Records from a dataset
:::

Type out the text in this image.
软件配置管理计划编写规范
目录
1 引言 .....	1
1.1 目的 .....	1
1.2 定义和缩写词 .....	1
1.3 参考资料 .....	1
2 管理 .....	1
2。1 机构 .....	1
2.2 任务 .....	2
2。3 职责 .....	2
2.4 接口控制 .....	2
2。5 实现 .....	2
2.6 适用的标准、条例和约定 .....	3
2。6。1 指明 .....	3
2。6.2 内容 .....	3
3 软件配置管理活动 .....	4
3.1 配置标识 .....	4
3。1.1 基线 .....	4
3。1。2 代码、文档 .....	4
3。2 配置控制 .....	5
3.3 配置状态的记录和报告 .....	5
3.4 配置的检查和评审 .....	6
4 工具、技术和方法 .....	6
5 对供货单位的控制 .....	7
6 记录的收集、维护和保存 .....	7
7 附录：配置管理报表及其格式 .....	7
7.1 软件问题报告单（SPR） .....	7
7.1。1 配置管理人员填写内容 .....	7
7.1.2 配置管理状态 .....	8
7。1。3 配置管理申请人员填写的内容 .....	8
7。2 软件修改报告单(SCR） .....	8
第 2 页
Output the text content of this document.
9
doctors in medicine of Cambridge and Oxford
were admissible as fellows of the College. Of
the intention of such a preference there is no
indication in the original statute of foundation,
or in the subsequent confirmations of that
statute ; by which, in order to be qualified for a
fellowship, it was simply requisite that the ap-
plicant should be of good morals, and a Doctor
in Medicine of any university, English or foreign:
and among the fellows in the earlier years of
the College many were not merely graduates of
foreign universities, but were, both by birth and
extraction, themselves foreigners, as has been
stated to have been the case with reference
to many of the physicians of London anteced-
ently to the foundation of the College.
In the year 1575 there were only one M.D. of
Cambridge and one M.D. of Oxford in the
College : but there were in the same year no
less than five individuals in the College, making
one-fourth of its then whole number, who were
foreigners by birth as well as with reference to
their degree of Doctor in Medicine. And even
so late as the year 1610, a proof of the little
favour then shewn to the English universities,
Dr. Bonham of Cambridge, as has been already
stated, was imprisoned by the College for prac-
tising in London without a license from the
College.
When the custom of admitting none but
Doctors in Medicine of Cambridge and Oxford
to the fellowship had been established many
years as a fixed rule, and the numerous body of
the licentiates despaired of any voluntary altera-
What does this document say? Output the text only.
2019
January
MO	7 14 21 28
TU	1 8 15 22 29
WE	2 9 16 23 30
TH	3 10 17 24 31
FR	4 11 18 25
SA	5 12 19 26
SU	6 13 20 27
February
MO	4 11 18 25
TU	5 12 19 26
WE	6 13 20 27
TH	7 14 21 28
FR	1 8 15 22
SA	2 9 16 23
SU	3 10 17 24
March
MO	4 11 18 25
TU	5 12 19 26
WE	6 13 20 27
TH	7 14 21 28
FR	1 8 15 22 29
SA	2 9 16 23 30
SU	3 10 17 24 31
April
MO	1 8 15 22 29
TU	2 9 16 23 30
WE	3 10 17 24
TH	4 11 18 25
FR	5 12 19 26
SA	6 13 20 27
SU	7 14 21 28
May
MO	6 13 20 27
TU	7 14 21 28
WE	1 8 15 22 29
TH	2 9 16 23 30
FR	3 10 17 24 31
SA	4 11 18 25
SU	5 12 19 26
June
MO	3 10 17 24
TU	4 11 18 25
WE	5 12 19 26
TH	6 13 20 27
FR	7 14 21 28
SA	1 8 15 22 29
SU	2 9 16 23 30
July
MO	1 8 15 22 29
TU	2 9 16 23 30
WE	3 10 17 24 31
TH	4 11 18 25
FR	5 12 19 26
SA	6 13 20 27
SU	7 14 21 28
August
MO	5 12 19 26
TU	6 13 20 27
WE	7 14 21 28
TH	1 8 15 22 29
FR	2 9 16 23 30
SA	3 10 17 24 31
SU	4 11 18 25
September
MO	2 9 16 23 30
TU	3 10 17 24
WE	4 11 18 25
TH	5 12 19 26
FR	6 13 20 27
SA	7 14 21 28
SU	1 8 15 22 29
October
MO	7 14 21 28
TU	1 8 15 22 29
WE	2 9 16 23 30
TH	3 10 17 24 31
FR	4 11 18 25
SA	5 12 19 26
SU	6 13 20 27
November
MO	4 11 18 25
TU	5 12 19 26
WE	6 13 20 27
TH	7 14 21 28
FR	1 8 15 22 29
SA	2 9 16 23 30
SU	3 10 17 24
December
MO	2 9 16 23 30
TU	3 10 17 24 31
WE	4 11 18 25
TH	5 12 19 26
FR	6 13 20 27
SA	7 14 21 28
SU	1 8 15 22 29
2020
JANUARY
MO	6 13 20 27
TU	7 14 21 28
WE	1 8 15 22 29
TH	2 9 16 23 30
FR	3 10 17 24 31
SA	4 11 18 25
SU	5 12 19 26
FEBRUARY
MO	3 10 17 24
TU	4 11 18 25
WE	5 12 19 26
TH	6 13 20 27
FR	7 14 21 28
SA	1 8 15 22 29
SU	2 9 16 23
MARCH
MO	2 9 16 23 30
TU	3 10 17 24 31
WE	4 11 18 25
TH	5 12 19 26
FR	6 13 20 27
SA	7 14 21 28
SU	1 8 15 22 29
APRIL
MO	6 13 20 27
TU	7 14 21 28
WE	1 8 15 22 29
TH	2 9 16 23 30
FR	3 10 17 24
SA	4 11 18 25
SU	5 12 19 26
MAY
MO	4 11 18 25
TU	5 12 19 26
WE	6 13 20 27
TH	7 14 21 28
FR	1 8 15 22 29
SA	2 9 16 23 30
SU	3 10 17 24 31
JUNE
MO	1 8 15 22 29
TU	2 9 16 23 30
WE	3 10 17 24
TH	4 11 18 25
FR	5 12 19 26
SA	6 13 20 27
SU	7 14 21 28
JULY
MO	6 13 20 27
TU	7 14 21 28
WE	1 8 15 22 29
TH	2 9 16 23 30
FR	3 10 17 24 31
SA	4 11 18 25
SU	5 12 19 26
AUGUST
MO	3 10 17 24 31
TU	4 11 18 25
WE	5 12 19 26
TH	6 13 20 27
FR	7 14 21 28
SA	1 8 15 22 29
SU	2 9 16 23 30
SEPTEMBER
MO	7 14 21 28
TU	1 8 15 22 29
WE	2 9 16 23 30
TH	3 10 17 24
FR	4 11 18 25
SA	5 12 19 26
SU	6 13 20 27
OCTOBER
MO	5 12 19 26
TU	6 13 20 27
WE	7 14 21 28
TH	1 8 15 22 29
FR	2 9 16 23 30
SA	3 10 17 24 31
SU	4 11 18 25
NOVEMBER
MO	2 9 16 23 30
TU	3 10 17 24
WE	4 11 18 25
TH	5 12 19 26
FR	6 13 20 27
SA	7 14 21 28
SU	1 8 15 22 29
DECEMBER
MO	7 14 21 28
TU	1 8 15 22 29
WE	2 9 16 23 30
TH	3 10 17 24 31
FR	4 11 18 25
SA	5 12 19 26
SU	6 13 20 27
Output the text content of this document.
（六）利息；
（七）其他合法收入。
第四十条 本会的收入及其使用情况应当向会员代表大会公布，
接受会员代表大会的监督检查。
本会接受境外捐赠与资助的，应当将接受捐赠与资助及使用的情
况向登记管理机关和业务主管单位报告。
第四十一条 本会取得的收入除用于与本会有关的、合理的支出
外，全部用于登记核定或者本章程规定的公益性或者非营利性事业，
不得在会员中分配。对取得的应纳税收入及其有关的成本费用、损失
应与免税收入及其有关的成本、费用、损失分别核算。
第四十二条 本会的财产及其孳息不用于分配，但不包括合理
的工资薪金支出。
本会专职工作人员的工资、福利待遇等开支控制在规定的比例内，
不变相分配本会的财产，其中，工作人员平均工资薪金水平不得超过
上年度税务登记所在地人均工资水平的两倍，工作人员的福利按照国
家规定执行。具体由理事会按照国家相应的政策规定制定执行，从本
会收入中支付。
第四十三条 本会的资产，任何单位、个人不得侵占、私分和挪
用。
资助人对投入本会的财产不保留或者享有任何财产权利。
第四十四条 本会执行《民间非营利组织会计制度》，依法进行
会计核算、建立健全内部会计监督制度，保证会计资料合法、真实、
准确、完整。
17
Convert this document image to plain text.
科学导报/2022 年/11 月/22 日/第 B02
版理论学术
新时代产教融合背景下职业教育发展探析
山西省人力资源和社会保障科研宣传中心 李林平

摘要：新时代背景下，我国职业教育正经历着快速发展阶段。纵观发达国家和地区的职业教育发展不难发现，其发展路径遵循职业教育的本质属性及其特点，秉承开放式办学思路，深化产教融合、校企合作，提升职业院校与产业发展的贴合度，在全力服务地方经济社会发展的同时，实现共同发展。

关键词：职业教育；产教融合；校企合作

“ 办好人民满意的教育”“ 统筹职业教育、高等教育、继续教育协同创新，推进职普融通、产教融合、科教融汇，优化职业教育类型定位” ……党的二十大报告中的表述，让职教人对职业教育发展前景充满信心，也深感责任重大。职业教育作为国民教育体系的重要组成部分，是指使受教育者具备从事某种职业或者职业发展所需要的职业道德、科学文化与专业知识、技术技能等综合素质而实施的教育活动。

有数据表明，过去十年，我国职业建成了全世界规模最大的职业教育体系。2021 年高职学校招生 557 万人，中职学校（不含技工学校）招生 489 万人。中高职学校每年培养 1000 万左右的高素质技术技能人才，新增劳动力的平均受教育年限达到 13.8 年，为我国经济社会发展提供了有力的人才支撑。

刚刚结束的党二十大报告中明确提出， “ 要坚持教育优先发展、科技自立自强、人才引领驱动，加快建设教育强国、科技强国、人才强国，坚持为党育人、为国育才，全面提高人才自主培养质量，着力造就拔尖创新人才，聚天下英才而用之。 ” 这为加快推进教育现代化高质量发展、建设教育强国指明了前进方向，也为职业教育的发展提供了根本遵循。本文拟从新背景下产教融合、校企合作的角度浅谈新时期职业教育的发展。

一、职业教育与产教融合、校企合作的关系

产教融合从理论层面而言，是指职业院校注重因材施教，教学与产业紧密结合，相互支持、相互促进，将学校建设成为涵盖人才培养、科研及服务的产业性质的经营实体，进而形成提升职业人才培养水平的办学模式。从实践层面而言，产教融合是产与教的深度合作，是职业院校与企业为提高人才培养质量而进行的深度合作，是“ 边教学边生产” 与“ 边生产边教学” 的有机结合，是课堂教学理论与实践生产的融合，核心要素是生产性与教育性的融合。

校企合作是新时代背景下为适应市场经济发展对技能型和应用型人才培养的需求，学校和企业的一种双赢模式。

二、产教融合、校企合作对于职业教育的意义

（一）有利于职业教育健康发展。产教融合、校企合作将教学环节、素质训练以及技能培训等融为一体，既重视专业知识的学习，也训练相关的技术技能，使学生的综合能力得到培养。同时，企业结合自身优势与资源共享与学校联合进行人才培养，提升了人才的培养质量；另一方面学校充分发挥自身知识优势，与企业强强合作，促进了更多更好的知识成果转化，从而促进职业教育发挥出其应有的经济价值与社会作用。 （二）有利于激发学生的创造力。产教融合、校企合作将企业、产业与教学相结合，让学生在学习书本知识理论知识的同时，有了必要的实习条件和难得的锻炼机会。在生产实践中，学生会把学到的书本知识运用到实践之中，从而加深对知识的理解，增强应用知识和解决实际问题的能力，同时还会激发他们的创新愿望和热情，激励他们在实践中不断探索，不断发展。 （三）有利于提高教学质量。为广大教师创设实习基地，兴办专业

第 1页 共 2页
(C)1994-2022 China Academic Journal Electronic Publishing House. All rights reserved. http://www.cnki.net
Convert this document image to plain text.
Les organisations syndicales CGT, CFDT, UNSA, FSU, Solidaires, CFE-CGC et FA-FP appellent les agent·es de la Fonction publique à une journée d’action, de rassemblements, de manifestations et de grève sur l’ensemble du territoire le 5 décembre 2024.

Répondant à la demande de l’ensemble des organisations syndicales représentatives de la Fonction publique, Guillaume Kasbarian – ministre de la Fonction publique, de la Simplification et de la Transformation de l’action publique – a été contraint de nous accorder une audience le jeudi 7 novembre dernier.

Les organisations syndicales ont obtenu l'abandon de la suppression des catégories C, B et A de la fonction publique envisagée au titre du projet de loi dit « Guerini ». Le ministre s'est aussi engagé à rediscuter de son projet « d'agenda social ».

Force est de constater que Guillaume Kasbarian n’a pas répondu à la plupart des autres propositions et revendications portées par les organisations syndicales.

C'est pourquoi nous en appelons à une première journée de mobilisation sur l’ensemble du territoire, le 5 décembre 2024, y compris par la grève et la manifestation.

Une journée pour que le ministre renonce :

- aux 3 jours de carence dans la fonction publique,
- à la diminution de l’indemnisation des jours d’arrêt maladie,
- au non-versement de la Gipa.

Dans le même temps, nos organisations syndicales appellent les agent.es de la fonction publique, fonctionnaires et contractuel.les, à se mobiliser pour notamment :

:::

**Problem requirements:** Choose all lines containing the string "statute" and copy them out.

**Reply:**
indication in the original statute of foundation,
statute ; by which, in order to be qualified for a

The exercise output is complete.